Предложенный отрывок:
------------------------------------------------------------------------

Цветаева была потрясена и напугана. На все вопросы она отвечала лишь утверждением о честности мужа. Затем, без видимой причины, она начала читать французские стихи, свои переводы Пушкина и «Молодца». Чиновники, начавшие сомневаться в ее нормальности, в конце концов отступили и отпустили ее.
Согласно статье Натальи Резниковой, близкого и надежного друга Цветаевой, Цветаева и Мур сопровождали Эфрона во время его бегства на машине из Парижа. «Когда они прибыли в Rouen из Парижа, было уже темно, — сказал Резниковой шофер. — Что-то испугало Сергея, и он резко выскочил из машины, не попрощавшись с женой и сыном». Может быть, он хотел скрыть следы. В любом случае, он отправился в Советский Союз на советском корабле.
Теперь Цветаева начала беспокоиться серьезно. В анонимном письме, появившемся 29 октября в главной русскоязычной газете «Возрождение», Эфрона называли одним из ведущих членов Союза возвращения, который по приказу НКВД принимал участие в «мерах по ликвидации нежелательных элементов в эмиграции». Она, однако, продолжала повторять в письмах и лично, что она доверяет Эфрону и что Он не мог принимать участие в таком кровавом деле.
Никто точно не знает, когда Цветаева узнала о политической деятельности мужа или сколько она о ней знала. ^Большинство друзей верили, что она совершенно не подозревала об этих фактах, пока ее не допросила французская полиция. Что бы она ни знала, у нее был свой мир, и в этом мире Эфрон оставался отважным героем. Несмотря на то, что Слоним, Лебедевы, Фондаминский, Гальперн, Бунина и некоторые другие друзья отказались покинуть ее, Цветаева, которая всегда чувствовала себя одинокой, даже в окружении друзей, теперь чувствовала себя полностью брошенной. Слоним встретил ее у Лебедевых в октябре:
«Она выглядела ужасно; я был поражен, когда увидел, как она сразу постарела и как-то высохла. Я обнял ее, а она вдруг заплакала, мягко и беззвучно; я впервые видел ее в слезах… Меня потрясли ее слезы и отсутствие жалоб на судьбу, так же, как и некая безнадежная уверенность, что бороться бессмысленно, что нужно принять неизбежное. Я помню, как просто и обыденно звучали ее слова: «Мне бы хотелось умереть, но я должна жить из-за Мура; Але и Сергею Яковлевичу я больше не нужна…» Когда ее спросили о планах на будущее, она сказала, что должна вернуться в Россию и обратиться за советским паспортом, потому что «в любом случае, мне невозможно оставаться в Париже без денег или где-то публиковаться: эмигранты начнут травить меня: недоверие и враждебность уже повсюду».

------------------------------------------------------------------------

Что требуется:
Продолжите, пожалуйста, приведённый выше отрывок о Цветаевой и бегстве Эфрона, начав сразу после его последней фразы.

[Перечень данных]
------------------------------------------------------------------------

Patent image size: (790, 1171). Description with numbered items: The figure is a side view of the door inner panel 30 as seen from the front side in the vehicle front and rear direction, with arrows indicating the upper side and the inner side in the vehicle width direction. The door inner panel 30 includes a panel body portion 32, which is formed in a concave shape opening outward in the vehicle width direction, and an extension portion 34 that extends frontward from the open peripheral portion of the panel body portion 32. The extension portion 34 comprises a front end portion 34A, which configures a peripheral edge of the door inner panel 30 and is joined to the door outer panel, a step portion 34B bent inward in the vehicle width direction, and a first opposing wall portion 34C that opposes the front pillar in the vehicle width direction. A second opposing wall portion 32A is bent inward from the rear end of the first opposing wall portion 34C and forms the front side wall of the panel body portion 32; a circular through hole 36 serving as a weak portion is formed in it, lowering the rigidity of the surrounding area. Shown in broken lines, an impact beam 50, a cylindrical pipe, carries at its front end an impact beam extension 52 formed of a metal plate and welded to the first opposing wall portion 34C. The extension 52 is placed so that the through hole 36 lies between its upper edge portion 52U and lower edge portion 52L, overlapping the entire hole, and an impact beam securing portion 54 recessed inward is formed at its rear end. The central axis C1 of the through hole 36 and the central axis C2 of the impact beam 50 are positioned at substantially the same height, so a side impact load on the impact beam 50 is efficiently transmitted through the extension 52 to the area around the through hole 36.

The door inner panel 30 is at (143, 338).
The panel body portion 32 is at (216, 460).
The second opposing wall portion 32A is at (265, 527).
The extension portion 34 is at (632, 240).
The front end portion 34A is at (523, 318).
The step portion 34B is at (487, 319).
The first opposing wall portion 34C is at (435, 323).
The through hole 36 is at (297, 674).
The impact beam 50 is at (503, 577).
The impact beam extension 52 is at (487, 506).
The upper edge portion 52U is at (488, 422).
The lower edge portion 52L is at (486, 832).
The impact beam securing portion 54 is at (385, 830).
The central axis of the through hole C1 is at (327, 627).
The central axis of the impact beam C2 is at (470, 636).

------------------------------------------------------------------------

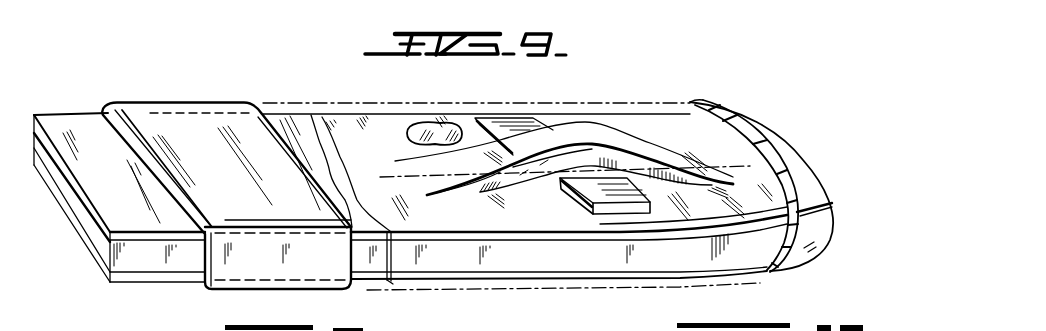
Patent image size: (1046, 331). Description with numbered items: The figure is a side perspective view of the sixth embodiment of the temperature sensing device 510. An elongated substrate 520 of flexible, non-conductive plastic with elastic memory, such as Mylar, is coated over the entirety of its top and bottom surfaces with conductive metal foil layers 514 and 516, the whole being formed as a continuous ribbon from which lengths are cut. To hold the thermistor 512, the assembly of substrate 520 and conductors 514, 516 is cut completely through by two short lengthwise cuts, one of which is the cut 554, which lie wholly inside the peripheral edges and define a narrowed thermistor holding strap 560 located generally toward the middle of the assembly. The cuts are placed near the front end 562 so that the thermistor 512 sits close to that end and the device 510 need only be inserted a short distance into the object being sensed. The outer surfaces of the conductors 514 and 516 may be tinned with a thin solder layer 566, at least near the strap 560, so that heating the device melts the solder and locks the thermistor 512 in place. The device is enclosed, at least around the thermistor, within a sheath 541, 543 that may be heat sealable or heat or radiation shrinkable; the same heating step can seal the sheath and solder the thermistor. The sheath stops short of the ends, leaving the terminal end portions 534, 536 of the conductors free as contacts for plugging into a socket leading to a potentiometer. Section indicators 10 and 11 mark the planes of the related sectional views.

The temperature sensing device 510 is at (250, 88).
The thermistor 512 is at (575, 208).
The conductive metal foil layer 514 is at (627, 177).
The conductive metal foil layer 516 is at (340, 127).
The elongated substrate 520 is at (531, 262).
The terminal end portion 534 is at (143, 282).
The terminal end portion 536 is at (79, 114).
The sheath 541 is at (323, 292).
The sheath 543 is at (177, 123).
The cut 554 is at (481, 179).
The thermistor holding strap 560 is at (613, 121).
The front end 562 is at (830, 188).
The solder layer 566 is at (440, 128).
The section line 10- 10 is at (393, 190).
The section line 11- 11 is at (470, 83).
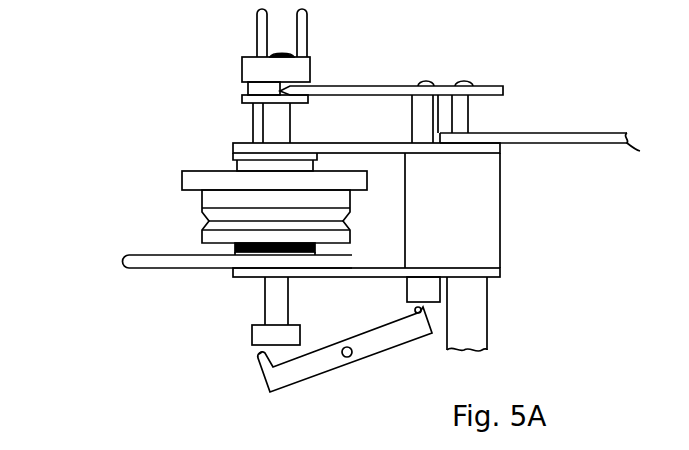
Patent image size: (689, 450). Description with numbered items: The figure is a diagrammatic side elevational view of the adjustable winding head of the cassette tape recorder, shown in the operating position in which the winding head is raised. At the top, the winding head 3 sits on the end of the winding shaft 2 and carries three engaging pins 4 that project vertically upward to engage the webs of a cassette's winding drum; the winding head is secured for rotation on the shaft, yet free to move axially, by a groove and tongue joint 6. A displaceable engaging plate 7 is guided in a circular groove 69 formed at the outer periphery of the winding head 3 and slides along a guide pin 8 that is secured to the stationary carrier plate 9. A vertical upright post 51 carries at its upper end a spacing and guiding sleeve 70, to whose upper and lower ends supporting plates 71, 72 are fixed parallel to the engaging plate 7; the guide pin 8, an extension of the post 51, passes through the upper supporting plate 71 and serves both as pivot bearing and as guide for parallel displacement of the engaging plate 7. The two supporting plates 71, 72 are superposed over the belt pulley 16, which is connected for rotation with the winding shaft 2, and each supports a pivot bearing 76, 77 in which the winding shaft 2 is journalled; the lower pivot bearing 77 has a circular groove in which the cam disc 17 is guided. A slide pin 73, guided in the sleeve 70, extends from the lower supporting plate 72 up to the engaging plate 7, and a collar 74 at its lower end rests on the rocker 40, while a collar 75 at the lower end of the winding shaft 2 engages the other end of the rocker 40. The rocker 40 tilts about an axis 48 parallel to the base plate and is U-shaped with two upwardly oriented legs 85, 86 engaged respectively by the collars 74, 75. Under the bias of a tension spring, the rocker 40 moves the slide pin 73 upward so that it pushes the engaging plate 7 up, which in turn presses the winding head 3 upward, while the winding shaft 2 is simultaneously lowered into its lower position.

------------------------------------------------------------------------

Результат задания:
В январе 1938 года Цветаева нарядила последнюю елку на русское православное Рождество, украсив ее для Мура позолоченными шишками, которые привезла из Чехии. Мур теперь учился не в школе, а занимался с репетитором; у него не было друзей и не было случая повеселиться. ТКизнь их обоих была холодна, скучна, бедна. В феврале Цветаева писала Тесковой: «За всю зиму не написала — ничего. Конечно — трудная жизнь, но когда она была легкая?» В душе Цветаева уже прощалась со своим домом в Ванве, единственном доме, который ей нравился во Франции. Она привязалась к нему. Теперь его тоже предстояло покинуть. Цветаева уже обратилась за советским паспортом. Когда она просматривала рукописи, которые хотела оставить на Западе, то случайно натолкнулась на запись в дневнике, сделанную в начале революции, когда она не знала, жив ли Эфрон и увидит ли она его когда-нибудь еще: «Если Бог сделает это чудо — оставит Вас в живых, я буду ходить за Вами, как собака». Теперь, будучи на пределе, она добавила: «И теперь я пойду — как собака. М. Ц. Ванв, 17 июня 1938 года (21 год спустя)».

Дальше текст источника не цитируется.